(The problem): Pull out every line of the listing that contains the string "feet", matching case exactly, and copy each one in full.

(Listed entries):
(begin)

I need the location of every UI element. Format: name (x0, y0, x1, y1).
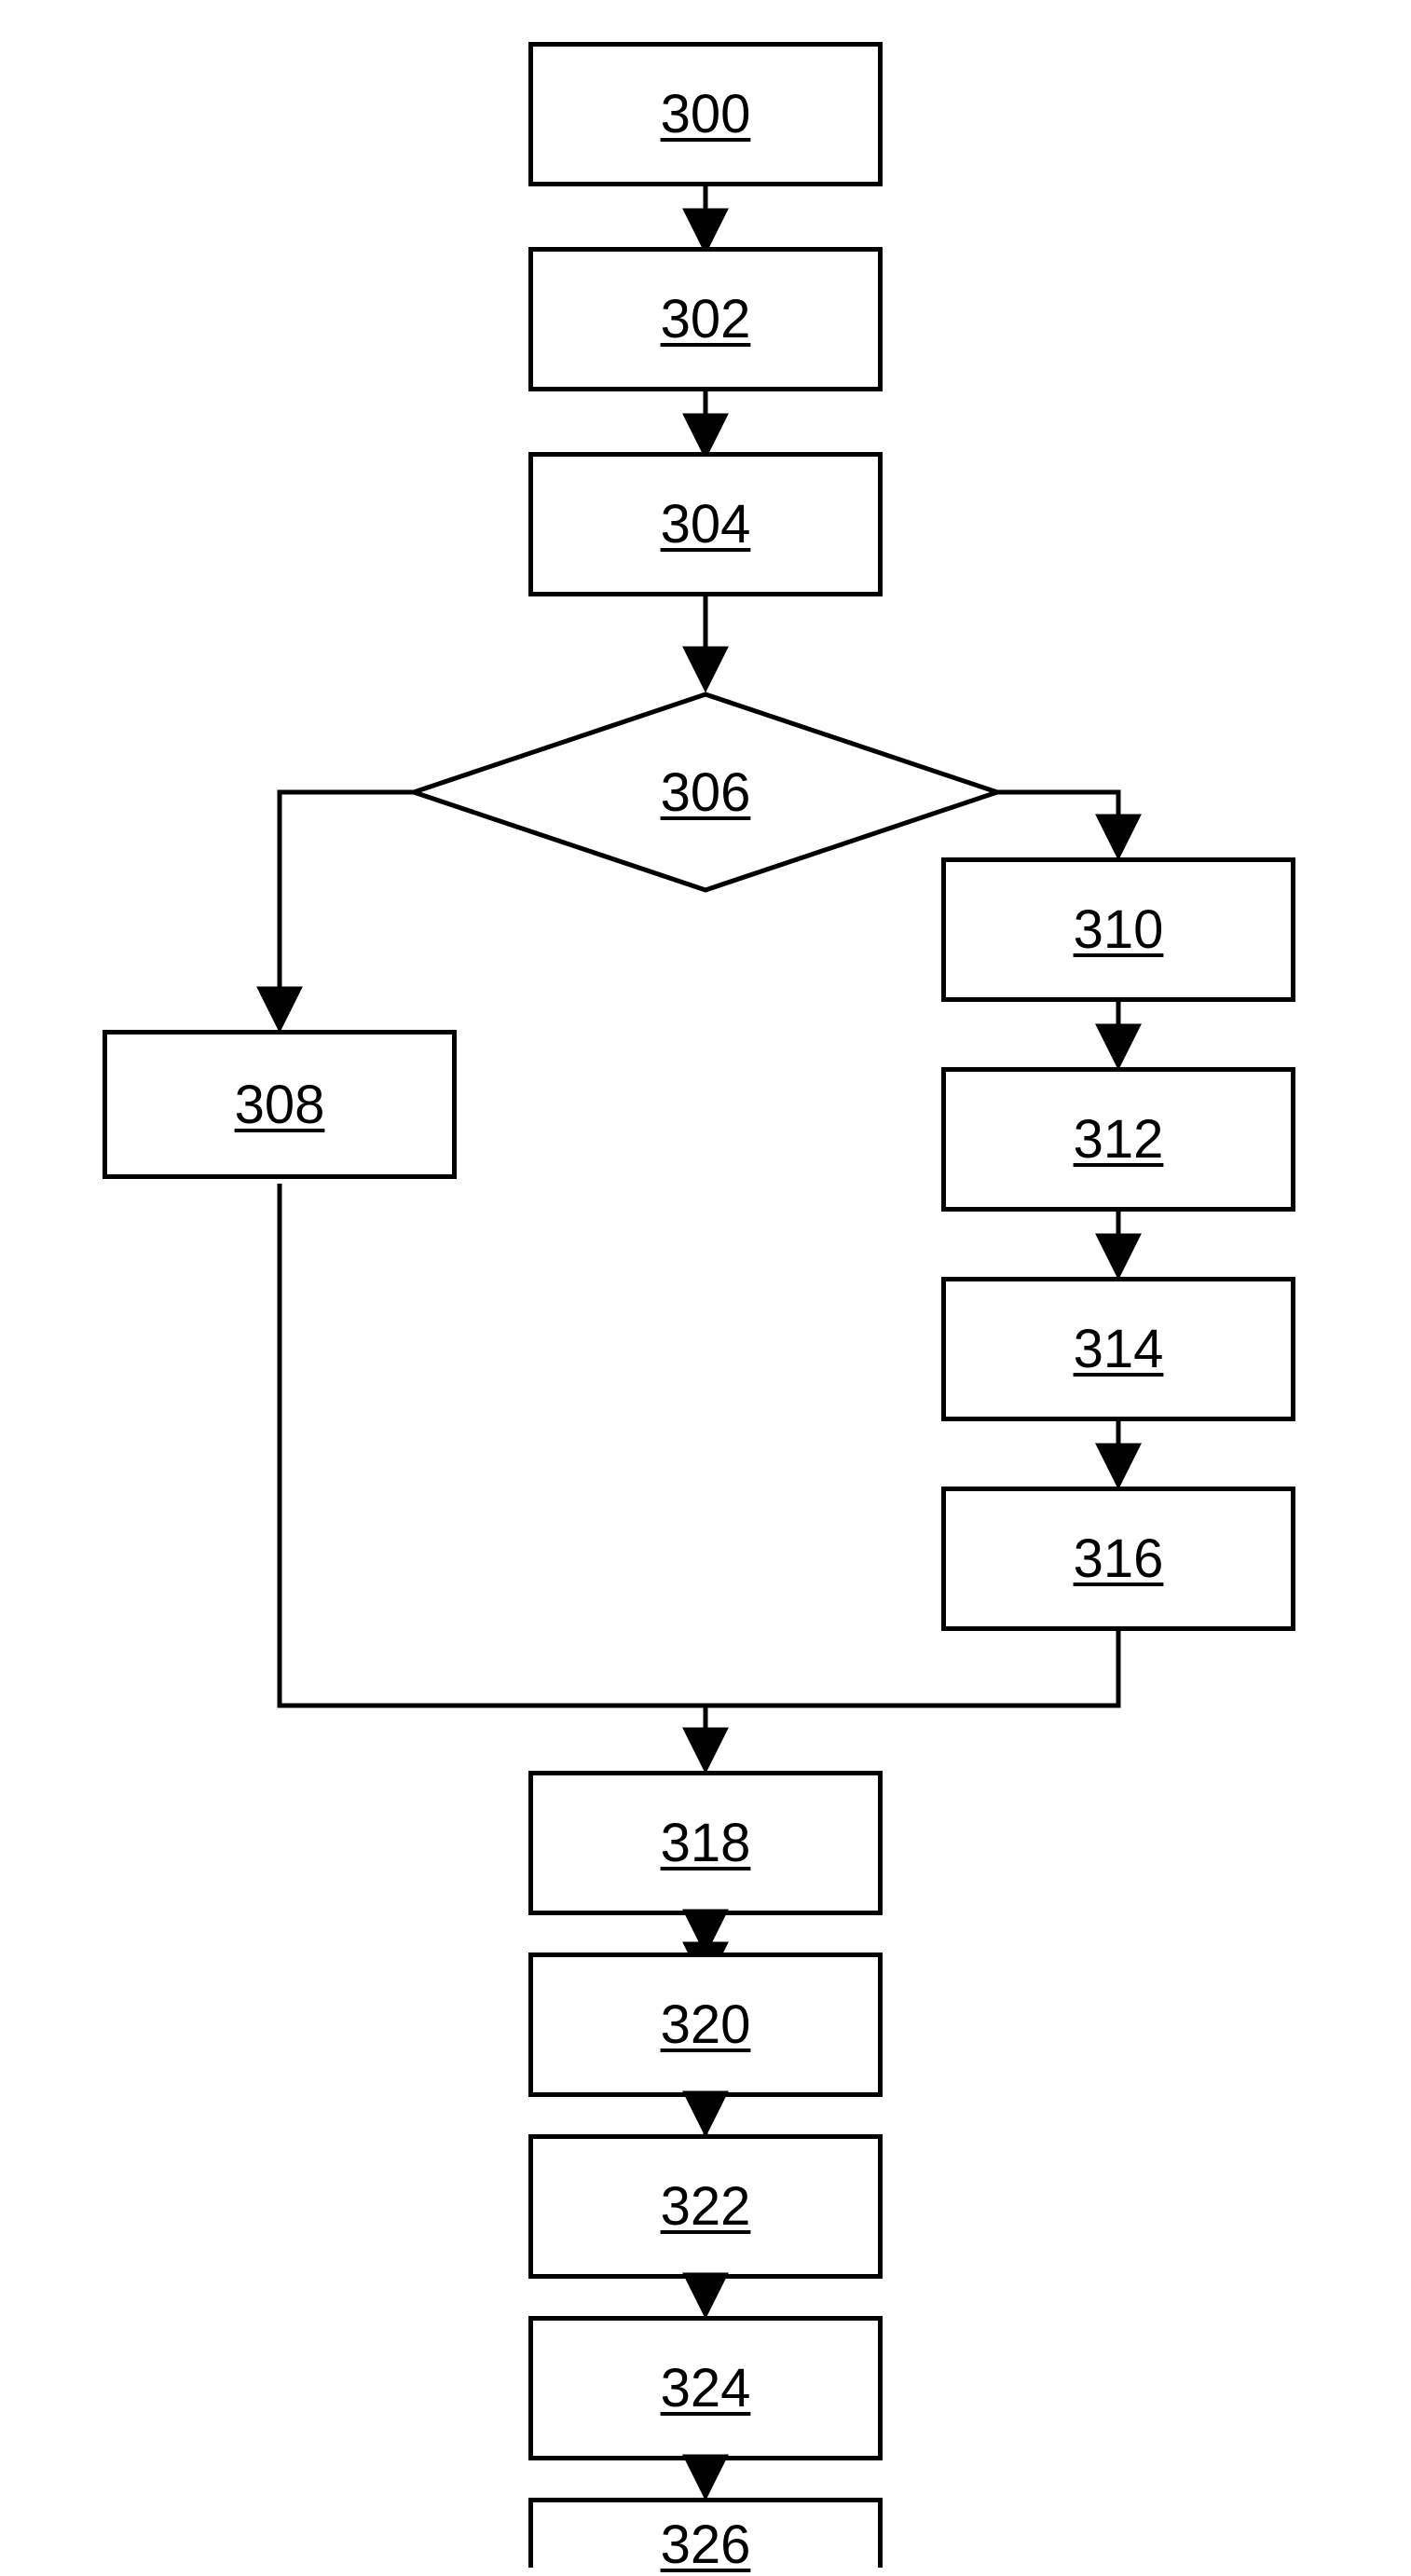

(end)
(begin)

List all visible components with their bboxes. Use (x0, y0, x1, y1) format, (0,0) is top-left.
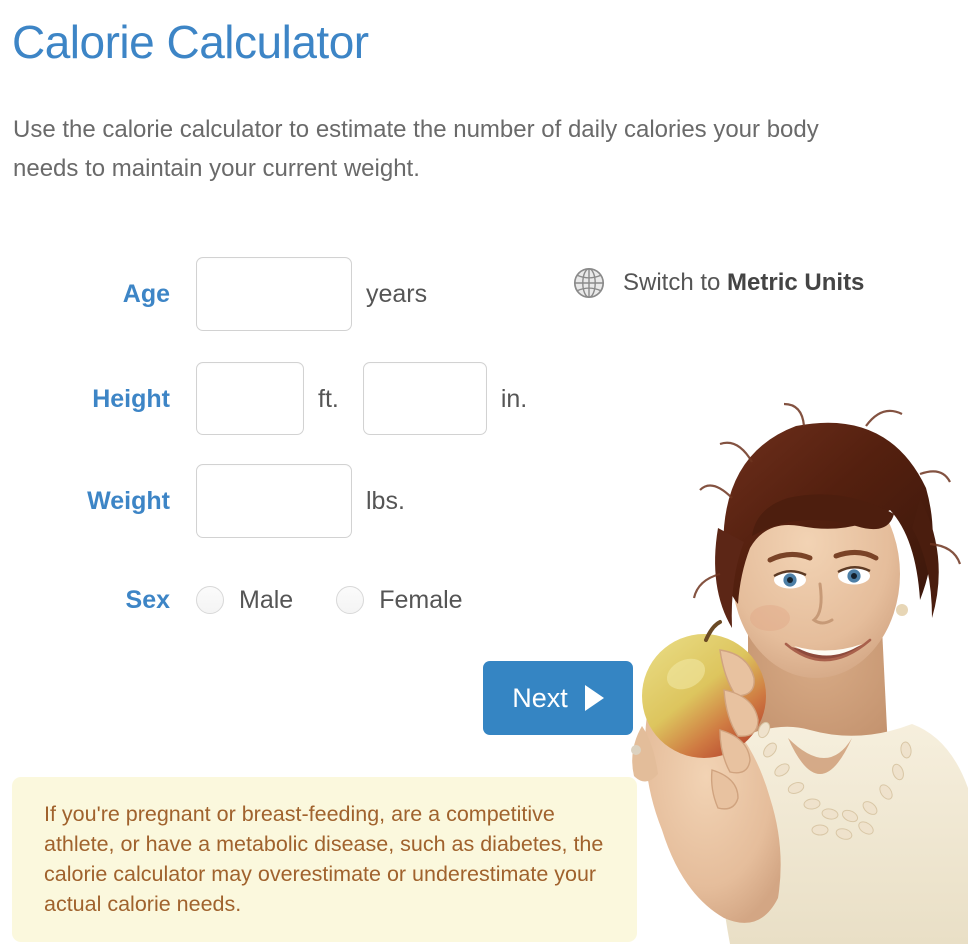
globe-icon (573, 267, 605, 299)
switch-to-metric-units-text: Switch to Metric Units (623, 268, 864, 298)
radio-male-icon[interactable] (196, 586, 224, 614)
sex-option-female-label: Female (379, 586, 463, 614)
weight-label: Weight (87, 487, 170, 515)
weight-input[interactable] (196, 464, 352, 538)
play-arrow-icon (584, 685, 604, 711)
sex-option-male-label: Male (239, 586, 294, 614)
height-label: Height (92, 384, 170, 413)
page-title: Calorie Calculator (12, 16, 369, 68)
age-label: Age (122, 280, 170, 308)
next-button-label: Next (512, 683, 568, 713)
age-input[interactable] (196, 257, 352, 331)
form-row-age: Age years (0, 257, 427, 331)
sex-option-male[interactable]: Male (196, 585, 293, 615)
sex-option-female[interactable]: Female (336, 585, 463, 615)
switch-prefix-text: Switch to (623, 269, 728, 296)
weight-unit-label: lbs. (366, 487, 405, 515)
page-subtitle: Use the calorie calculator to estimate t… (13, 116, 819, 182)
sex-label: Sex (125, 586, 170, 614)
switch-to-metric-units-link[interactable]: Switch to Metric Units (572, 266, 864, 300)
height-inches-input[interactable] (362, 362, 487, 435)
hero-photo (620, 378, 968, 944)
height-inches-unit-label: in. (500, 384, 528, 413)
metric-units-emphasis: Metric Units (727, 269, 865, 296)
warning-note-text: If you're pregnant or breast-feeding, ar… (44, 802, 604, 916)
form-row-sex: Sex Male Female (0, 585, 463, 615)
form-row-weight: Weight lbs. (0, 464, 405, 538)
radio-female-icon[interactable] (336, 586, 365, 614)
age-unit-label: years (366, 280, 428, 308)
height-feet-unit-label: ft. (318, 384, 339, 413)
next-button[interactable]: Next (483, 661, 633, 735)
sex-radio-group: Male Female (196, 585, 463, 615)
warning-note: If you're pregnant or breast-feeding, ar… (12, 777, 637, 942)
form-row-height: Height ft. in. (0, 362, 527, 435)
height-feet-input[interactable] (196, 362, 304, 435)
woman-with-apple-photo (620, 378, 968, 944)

(end)

(Exercise result):
height-feet-unit-label: ft. (318, 384, 339, 413)
height-feet-input[interactable] (196, 362, 304, 435)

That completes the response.